What the task requires: Your reply should be one number: the count of lines holding the word "đồng".

Listed records:
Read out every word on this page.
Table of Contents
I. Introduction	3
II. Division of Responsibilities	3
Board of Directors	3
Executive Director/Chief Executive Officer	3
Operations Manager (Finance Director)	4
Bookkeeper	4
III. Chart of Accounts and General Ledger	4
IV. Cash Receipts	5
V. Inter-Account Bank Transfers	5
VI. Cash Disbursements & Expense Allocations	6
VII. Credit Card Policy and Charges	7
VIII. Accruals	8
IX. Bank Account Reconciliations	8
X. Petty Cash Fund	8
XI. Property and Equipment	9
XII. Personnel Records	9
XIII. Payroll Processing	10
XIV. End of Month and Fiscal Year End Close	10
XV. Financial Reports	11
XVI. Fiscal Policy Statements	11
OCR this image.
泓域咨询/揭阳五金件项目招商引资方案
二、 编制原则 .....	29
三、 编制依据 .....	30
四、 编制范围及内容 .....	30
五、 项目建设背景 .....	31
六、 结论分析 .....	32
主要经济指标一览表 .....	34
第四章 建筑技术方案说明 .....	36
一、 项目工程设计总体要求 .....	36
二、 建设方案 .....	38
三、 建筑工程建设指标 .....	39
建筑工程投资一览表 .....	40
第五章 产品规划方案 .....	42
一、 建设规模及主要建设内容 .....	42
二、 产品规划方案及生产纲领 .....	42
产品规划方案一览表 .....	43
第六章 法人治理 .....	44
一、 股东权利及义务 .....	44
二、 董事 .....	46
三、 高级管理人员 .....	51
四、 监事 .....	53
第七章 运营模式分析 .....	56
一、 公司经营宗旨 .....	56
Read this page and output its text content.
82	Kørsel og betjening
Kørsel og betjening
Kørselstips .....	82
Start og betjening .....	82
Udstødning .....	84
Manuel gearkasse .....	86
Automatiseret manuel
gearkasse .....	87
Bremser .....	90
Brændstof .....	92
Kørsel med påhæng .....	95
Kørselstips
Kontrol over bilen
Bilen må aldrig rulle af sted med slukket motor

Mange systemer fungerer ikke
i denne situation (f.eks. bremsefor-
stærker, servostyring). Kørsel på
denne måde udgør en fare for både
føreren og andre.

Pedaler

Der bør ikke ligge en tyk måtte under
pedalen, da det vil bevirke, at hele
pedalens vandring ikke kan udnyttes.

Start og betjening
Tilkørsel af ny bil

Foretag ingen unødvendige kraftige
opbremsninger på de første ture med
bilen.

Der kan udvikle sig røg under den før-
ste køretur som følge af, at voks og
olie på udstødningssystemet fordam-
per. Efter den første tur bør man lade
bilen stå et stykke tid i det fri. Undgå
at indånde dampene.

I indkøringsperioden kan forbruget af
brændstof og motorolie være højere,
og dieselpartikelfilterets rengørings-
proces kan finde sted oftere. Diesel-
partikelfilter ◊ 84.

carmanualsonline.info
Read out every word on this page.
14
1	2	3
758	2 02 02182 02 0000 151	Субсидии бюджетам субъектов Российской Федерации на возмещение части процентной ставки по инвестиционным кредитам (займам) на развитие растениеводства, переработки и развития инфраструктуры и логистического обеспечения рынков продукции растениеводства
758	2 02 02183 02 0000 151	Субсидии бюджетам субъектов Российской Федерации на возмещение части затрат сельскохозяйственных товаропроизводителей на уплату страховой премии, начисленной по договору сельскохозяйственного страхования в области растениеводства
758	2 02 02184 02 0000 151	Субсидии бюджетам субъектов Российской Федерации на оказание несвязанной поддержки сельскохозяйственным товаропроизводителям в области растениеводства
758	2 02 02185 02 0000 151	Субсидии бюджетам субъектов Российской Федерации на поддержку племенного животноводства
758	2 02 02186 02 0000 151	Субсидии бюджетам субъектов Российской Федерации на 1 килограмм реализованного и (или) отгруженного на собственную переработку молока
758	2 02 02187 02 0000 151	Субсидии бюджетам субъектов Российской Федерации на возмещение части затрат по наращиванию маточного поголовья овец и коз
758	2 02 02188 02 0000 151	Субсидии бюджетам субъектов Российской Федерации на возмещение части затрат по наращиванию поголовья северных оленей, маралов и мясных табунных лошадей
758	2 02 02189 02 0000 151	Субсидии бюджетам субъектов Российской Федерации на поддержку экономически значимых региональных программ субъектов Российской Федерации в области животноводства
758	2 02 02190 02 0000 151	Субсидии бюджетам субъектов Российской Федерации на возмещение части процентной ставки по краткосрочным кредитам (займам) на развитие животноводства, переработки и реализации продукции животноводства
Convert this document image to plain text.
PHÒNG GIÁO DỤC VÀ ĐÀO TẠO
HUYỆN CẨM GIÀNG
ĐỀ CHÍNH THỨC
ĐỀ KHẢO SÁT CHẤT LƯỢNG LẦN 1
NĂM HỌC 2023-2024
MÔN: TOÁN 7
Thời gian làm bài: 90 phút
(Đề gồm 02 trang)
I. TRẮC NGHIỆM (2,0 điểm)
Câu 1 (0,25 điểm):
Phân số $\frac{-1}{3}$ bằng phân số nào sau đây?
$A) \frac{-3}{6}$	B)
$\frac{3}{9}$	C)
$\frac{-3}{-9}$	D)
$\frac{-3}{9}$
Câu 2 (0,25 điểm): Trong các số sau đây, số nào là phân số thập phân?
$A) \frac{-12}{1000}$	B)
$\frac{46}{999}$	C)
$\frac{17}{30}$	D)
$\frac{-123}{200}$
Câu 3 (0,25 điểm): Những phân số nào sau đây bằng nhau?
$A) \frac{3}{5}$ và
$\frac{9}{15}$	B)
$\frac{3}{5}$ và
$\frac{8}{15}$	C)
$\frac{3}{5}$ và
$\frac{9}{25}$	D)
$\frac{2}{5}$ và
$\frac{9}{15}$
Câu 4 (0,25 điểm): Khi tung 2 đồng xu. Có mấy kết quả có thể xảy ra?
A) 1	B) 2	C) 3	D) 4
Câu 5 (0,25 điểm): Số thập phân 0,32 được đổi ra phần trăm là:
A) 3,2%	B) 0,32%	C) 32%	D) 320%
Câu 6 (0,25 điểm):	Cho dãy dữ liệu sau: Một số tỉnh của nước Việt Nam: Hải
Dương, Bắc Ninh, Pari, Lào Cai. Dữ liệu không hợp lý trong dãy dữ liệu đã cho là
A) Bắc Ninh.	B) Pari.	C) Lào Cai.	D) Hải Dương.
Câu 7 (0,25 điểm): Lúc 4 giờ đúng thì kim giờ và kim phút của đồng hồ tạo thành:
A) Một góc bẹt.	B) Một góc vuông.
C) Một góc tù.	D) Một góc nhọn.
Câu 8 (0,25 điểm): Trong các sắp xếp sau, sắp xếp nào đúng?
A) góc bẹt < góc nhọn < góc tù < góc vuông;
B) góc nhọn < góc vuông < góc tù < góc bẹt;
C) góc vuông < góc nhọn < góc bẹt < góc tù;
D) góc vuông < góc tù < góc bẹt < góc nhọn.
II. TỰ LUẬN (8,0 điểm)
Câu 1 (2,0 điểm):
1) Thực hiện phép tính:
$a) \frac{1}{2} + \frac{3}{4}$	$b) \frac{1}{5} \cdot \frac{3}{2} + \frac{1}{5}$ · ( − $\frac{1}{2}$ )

Correct result: 2